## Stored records
* START *
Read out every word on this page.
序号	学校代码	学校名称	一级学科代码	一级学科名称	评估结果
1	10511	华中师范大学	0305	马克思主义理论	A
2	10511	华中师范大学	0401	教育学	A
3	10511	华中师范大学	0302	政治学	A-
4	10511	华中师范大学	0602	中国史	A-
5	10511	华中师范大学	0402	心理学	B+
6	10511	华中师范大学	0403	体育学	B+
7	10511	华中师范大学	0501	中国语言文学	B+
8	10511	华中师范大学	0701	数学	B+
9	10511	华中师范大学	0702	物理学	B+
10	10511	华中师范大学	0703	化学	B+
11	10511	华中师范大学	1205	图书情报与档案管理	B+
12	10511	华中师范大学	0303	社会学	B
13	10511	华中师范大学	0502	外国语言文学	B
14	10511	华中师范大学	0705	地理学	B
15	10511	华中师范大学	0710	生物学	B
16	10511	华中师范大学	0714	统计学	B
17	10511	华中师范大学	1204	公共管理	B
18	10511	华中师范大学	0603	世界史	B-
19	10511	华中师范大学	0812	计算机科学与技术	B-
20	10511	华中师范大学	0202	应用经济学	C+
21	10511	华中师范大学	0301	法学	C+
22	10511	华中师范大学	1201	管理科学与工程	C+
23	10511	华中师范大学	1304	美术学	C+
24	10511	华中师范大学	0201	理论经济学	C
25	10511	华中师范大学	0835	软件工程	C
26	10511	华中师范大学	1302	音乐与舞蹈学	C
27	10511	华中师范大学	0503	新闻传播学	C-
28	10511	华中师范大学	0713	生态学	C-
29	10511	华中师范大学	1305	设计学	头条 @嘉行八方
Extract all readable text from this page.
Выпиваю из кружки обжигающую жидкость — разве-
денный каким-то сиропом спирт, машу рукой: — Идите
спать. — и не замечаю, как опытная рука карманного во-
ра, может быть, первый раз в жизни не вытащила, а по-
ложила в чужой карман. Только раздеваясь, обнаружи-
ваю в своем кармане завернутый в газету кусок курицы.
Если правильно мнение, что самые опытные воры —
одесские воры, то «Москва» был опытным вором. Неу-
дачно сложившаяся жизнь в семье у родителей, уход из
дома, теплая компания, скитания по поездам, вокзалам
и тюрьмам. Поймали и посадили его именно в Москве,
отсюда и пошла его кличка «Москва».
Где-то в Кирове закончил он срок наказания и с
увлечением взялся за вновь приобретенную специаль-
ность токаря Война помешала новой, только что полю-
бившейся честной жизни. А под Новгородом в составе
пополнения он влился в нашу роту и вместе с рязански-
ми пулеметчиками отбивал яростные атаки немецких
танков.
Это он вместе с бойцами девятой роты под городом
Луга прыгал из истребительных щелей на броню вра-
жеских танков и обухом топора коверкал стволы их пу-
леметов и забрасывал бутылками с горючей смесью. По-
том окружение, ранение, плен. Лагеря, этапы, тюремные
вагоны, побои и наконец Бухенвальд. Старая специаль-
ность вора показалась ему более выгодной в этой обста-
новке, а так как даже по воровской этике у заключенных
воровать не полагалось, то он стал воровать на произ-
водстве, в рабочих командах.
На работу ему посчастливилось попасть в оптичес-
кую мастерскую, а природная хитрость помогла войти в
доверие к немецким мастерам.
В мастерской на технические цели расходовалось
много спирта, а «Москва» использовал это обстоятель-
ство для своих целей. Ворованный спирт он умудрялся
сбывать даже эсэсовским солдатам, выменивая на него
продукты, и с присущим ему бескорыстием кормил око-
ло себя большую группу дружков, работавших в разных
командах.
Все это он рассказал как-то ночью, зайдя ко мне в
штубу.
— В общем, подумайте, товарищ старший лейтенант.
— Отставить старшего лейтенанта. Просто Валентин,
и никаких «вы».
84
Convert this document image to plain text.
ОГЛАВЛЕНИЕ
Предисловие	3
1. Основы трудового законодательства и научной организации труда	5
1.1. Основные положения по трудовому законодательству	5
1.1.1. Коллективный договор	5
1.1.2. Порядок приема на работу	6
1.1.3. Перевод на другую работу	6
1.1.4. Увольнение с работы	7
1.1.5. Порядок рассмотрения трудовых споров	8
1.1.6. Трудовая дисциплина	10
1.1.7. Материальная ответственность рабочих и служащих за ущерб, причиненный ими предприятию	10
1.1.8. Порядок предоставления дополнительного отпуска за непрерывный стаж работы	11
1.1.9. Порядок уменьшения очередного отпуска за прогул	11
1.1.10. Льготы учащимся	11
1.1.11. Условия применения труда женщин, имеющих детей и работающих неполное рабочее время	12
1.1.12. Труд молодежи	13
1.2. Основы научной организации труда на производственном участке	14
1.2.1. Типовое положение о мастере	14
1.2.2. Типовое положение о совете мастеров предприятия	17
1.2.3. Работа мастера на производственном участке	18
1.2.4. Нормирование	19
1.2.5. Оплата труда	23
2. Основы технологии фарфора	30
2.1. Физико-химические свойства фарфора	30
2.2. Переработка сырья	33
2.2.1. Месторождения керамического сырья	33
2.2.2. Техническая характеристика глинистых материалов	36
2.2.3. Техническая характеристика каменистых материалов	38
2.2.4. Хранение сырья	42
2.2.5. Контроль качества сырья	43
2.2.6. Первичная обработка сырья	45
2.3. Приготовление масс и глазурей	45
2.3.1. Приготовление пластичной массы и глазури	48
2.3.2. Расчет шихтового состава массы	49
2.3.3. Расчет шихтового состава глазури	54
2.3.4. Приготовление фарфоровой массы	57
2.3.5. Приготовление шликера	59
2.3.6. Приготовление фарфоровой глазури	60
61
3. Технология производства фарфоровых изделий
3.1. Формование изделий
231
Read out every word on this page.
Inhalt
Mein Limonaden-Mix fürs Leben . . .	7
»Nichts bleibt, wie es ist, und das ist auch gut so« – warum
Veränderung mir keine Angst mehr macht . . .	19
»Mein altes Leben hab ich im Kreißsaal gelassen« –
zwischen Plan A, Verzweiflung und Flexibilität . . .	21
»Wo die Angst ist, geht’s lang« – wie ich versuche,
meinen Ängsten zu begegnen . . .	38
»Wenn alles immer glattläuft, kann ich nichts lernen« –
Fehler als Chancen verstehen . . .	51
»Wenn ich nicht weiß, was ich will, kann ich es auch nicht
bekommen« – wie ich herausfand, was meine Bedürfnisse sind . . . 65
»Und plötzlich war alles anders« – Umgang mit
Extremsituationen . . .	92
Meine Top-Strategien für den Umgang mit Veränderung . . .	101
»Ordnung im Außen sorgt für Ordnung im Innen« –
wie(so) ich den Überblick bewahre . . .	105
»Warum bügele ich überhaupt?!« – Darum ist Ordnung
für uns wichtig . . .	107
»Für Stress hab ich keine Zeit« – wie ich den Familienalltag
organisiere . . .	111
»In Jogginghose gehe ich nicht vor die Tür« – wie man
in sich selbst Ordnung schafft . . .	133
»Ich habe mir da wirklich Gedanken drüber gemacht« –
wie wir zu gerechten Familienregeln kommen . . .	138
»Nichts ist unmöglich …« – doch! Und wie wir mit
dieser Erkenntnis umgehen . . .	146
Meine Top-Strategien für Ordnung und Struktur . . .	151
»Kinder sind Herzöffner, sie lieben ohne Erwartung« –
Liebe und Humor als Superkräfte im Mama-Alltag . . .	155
* END *
## Challenge
Above are the records; retype them all without a single difference.

## Full output
Read out every word on this page.
序号	学校代码	学校名称	一级学科代码	一级学科名称	评估结果
1	10511	华中师范大学	0305	马克思主义理论	A
2	10511	华中师范大学	0401	教育学	A
3	10511	华中师范大学	0302	政治学	A-
4	10511	华中师范大学	0602	中国史	A-
5	10511	华中师范大学	0402	心理学	B+
6	10511	华中师范大学	0403	体育学	B+
7	10511	华中师范大学	0501	中国语言文学	B+
8	10511	华中师范大学	0701	数学	B+
9	10511	华中师范大学	0702	物理学	B+
10	10511	华中师范大学	0703	化学	B+
11	10511	华中师范大学	1205	图书情报与档案管理	B+
12	10511	华中师范大学	0303	社会学	B
13	10511	华中师范大学	0502	外国语言文学	B
14	10511	华中师范大学	0705	地理学	B
15	10511	华中师范大学	0710	生物学	B
16	10511	华中师范大学	0714	统计学	B
17	10511	华中师范大学	1204	公共管理	B
18	10511	华中师范大学	0603	世界史	B-
19	10511	华中师范大学	0812	计算机科学与技术	B-
20	10511	华中师范大学	0202	应用经济学	C+
21	10511	华中师范大学	0301	法学	C+
22	10511	华中师范大学	1201	管理科学与工程	C+
23	10511	华中师范大学	1304	美术学	C+
24	10511	华中师范大学	0201	理论经济学	C
25	10511	华中师范大学	0835	软件工程	C
26	10511	华中师范大学	1302	音乐与舞蹈学	C
27	10511	华中师范大学	0503	新闻传播学	C-
28	10511	华中师范大学	0713	生态学	C-
29	10511	华中师范大学	1305	设计学	头条 @嘉行八方
Extract all readable text from this page.
Выпиваю из кружки обжигающую жидкость — разве-
денный каким-то сиропом спирт, машу рукой: — Идите
спать. — и не замечаю, как опытная рука карманного во-
ра, может быть, первый раз в жизни не вытащила, а по-
ложила в чужой карман. Только раздеваясь, обнаружи-
ваю в своем кармане завернутый в газету кусок курицы.
Если правильно мнение, что самые опытные воры —
одесские воры, то «Москва» был опытным вором. Неу-
дачно сложившаяся жизнь в семье у родителей, уход из
дома, теплая компания, скитания по поездам, вокзалам
и тюрьмам. Поймали и посадили его именно в Москве,
отсюда и пошла его кличка «Москва».
Где-то в Кирове закончил он срок наказания и с
увлечением взялся за вновь приобретенную специаль-
ность токаря Война помешала новой, только что полю-
бившейся честной жизни. А под Новгородом в составе
пополнения он влился в нашу роту и вместе с рязански-
ми пулеметчиками отбивал яростные атаки немецких
танков.
Это он вместе с бойцами девятой роты под городом
Луга прыгал из истребительных щелей на броню вра-
жеских танков и обухом топора коверкал стволы их пу-
леметов и забрасывал бутылками с горючей смесью. По-
том окружение, ранение, плен. Лагеря, этапы, тюремные
вагоны, побои и наконец Бухенвальд. Старая специаль-
ность вора показалась ему более выгодной в этой обста-
новке, а так как даже по воровской этике у заключенных
воровать не полагалось, то он стал воровать на произ-
водстве, в рабочих командах.
На работу ему посчастливилось попасть в оптичес-
кую мастерскую, а природная хитрость помогла войти в
доверие к немецким мастерам.
В мастерской на технические цели расходовалось
много спирта, а «Москва» использовал это обстоятель-
ство для своих целей. Ворованный спирт он умудрялся
сбывать даже эсэсовским солдатам, выменивая на него
продукты, и с присущим ему бескорыстием кормил око-
ло себя большую группу дружков, работавших в разных
командах.
Все это он рассказал как-то ночью, зайдя ко мне в
штубу.
— В общем, подумайте, товарищ старший лейтенант.
— Отставить старшего лейтенанта. Просто Валентин,
и никаких «вы».
84
Convert this document image to plain text.
ОГЛАВЛЕНИЕ
Предисловие	3
1. Основы трудового законодательства и научной организации труда	5
1.1. Основные положения по трудовому законодательству	5
1.1.1. Коллективный договор	5
1.1.2. Порядок приема на работу	6
1.1.3. Перевод на другую работу	6
1.1.4. Увольнение с работы	7
1.1.5. Порядок рассмотрения трудовых споров	8
1.1.6. Трудовая дисциплина	10
1.1.7. Материальная ответственность рабочих и служащих за ущерб, причиненный ими предприятию	10
1.1.8. Порядок предоставления дополнительного отпуска за непрерывный стаж работы	11
1.1.9. Порядок уменьшения очередного отпуска за прогул	11
1.1.10. Льготы учащимся	11
1.1.11. Условия применения труда женщин, имеющих детей и работающих неполное рабочее время	12
1.1.12. Труд молодежи	13
1.2. Основы научной организации труда на производственном участке	14
1.2.1. Типовое положение о мастере	14
1.2.2. Типовое положение о совете мастеров предприятия	17
1.2.3. Работа мастера на производственном участке	18
1.2.4. Нормирование	19
1.2.5. Оплата труда	23
2. Основы технологии фарфора	30
2.1. Физико-химические свойства фарфора	30
2.2. Переработка сырья	33
2.2.1. Месторождения керамического сырья	33
2.2.2. Техническая характеристика глинистых материалов	36
2.2.3. Техническая характеристика каменистых материалов	38
2.2.4. Хранение сырья	42
2.2.5. Контроль качества сырья	43
2.2.6. Первичная обработка сырья	45
2.3. Приготовление масс и глазурей	45
2.3.1. Приготовление пластичной массы и глазури	48
2.3.2. Расчет шихтового состава массы	49
2.3.3. Расчет шихтового состава глазури	54
2.3.4. Приготовление фарфоровой массы	57
2.3.5. Приготовление шликера	59
2.3.6. Приготовление фарфоровой глазури	60
61
3. Технология производства фарфоровых изделий
3.1. Формование изделий
231
Read out every word on this page.
Inhalt
Mein Limonaden-Mix fürs Leben . . .	7
»Nichts bleibt, wie es ist, und das ist auch gut so« – warum
Veränderung mir keine Angst mehr macht . . .	19
»Mein altes Leben hab ich im Kreißsaal gelassen« –
zwischen Plan A, Verzweiflung und Flexibilität . . .	21
»Wo die Angst ist, geht’s lang« – wie ich versuche,
meinen Ängsten zu begegnen . . .	38
»Wenn alles immer glattläuft, kann ich nichts lernen« –
Fehler als Chancen verstehen . . .	51
»Wenn ich nicht weiß, was ich will, kann ich es auch nicht
bekommen« – wie ich herausfand, was meine Bedürfnisse sind . . . 65
»Und plötzlich war alles anders« – Umgang mit
Extremsituationen . . .	92
Meine Top-Strategien für den Umgang mit Veränderung . . .	101
»Ordnung im Außen sorgt für Ordnung im Innen« –
wie(so) ich den Überblick bewahre . . .	105
»Warum bügele ich überhaupt?!« – Darum ist Ordnung
für uns wichtig . . .	107
»Für Stress hab ich keine Zeit« – wie ich den Familienalltag
organisiere . . .	111
»In Jogginghose gehe ich nicht vor die Tür« – wie man
in sich selbst Ordnung schafft . . .	133
»Ich habe mir da wirklich Gedanken drüber gemacht« –
wie wir zu gerechten Familienregeln kommen . . .	138
»Nichts ist unmöglich …« – doch! Und wie wir mit
dieser Erkenntnis umgehen . . .	146
Meine Top-Strategien für Ordnung und Struktur . . .	151
»Kinder sind Herzöffner, sie lieben ohne Erwartung« –
Liebe und Humor als Superkräfte im Mama-Alltag . . .	155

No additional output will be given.